-- Items start --

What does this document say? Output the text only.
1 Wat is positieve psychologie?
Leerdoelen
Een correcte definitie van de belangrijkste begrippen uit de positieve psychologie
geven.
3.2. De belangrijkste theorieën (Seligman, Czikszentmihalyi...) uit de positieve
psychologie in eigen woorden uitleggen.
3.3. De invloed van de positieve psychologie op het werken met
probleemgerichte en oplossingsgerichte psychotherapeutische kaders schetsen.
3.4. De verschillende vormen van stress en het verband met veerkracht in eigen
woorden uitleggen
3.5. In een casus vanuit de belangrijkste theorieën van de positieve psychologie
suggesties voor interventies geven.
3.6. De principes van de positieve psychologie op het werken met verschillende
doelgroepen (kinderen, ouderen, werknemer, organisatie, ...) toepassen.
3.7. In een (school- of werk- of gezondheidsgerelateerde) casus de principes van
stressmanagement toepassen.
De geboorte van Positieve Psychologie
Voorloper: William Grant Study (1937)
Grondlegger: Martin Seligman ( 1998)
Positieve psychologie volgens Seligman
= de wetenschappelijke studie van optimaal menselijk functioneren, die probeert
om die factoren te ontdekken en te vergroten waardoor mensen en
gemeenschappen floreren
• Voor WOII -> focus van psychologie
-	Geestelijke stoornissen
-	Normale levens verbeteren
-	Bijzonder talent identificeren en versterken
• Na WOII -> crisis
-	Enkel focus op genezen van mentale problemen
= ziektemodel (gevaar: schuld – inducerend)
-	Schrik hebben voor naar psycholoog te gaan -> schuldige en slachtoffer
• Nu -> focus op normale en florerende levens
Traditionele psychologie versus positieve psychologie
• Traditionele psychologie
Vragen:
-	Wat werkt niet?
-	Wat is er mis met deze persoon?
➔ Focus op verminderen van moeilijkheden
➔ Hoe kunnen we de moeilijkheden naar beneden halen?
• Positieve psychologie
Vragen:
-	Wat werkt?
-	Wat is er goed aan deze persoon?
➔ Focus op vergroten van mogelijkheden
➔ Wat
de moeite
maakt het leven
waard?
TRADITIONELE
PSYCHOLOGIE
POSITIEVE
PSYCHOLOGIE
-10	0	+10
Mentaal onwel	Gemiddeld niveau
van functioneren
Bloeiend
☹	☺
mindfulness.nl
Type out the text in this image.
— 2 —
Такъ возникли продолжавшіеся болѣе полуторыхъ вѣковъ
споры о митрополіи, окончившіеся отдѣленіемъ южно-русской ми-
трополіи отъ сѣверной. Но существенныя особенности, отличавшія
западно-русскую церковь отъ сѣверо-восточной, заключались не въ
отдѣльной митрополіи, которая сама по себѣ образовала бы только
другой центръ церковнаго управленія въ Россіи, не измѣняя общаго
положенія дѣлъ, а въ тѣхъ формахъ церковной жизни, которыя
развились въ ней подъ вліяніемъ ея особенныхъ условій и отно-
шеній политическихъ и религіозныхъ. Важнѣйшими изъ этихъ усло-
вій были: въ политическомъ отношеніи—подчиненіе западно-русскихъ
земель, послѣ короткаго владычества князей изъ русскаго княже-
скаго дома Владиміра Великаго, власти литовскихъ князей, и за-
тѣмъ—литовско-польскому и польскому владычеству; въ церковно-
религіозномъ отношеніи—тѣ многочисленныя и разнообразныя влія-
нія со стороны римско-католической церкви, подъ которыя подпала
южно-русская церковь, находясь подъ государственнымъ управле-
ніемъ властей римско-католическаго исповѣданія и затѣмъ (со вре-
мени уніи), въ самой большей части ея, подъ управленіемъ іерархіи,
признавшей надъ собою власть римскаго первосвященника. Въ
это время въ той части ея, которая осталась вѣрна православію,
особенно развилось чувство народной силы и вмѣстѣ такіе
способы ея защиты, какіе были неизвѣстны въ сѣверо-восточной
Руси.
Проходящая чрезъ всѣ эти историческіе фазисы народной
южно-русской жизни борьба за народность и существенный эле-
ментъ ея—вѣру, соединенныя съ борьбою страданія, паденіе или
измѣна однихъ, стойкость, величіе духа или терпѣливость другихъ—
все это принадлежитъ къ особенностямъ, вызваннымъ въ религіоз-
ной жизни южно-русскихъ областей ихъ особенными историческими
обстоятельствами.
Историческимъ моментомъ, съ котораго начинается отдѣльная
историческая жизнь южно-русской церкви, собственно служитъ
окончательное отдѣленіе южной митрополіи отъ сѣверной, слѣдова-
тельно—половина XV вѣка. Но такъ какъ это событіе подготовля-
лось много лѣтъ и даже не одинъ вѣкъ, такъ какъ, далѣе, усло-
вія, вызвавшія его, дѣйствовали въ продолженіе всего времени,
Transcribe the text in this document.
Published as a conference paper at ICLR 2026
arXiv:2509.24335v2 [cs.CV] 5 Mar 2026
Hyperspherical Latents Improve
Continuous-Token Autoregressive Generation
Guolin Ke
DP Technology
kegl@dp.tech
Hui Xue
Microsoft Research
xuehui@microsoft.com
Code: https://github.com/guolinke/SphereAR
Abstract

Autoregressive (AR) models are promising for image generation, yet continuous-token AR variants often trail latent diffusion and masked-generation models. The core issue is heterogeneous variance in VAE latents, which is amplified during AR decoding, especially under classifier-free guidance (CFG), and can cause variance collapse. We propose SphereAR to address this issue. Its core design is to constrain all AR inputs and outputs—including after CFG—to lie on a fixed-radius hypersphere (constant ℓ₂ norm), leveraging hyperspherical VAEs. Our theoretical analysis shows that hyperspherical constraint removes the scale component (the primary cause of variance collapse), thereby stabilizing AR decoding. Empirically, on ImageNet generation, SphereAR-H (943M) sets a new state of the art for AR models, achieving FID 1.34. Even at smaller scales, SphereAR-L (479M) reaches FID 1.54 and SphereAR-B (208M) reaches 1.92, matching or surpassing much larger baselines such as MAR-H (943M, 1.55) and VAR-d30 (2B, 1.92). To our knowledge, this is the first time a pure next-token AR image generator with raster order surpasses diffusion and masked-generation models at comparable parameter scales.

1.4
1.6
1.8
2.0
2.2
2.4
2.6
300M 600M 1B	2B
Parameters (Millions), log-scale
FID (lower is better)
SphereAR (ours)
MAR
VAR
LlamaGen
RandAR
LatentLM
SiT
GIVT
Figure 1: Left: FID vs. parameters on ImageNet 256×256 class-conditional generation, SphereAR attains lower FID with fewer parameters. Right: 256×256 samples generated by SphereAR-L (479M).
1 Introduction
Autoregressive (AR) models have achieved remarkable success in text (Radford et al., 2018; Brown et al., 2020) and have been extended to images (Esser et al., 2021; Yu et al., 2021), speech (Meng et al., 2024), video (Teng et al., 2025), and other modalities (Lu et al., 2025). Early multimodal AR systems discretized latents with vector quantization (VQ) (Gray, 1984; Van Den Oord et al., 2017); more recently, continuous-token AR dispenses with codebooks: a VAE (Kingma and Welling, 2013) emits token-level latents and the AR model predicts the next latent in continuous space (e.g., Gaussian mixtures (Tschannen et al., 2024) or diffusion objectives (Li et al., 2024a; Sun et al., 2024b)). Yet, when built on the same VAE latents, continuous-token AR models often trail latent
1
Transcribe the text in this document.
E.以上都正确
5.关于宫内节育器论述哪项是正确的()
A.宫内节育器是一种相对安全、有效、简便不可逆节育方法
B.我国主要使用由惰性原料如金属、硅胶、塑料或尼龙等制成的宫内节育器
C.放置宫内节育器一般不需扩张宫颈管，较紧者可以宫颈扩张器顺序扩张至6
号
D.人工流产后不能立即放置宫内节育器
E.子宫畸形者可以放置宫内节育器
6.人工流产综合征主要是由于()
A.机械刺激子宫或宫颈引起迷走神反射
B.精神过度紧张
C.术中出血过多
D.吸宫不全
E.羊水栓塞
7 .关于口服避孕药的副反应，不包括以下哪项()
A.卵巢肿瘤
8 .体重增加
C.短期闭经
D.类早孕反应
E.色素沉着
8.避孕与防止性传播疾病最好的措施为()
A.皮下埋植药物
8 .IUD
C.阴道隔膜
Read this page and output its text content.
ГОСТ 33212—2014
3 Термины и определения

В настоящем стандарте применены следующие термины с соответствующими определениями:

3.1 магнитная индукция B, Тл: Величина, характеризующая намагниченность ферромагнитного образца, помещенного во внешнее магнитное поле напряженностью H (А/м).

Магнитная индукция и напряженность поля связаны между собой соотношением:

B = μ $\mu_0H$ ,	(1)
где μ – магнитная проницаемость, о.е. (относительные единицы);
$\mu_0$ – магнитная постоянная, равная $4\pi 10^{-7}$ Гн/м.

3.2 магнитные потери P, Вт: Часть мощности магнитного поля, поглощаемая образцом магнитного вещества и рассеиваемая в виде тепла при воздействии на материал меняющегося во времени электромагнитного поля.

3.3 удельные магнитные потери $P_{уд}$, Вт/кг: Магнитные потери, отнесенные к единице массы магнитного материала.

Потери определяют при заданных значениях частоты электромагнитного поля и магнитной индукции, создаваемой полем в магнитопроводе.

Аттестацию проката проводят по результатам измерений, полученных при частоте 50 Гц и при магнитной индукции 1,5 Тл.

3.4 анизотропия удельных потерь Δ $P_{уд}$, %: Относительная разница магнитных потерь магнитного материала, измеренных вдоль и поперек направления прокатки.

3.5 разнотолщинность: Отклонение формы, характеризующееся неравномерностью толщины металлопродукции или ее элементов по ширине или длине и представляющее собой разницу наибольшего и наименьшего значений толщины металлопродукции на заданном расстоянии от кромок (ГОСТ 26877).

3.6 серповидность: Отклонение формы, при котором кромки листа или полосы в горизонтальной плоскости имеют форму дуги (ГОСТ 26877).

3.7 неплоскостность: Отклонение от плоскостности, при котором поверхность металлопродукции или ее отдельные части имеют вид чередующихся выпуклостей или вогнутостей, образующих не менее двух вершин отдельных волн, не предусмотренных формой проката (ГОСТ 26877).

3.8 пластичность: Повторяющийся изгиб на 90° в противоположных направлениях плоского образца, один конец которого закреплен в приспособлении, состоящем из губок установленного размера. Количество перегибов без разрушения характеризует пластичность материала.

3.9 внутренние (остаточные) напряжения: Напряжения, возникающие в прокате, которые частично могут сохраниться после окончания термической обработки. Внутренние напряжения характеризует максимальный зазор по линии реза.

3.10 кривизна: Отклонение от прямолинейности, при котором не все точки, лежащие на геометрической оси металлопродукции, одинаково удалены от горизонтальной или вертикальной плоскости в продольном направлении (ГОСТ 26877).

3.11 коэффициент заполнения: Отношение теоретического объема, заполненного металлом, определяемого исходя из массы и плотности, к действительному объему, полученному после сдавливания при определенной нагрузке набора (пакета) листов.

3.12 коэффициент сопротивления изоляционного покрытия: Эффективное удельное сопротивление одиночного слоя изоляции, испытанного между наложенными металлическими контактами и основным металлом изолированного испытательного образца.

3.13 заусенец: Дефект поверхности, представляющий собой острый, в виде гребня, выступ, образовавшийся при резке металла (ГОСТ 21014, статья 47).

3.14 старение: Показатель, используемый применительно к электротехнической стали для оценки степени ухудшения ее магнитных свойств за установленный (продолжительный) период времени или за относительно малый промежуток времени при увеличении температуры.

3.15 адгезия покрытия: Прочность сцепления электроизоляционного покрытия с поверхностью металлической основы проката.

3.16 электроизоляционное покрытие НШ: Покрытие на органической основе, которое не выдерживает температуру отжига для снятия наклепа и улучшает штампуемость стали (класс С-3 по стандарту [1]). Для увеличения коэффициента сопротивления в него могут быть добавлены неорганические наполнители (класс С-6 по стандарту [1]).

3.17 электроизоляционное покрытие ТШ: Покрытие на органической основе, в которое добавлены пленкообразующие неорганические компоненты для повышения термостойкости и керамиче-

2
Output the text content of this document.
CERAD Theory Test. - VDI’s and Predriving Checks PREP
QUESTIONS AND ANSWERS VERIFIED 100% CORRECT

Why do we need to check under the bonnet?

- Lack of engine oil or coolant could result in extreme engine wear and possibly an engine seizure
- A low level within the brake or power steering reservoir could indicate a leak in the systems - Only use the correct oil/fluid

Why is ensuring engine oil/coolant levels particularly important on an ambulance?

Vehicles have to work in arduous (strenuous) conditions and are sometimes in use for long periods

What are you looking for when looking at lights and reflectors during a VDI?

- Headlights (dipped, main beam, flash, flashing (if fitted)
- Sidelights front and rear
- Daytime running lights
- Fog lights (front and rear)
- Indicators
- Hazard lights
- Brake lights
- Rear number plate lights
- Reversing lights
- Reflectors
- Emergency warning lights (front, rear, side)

-- Items end --

The exercise » Above are the records. Identify each line that contains the word "сѣверо".

In response »
западно-русскую церковь отъ сѣверо-восточной, заключались не въ
способы ея защиты, какіе были неизвѣстны въ сѣверо-восточной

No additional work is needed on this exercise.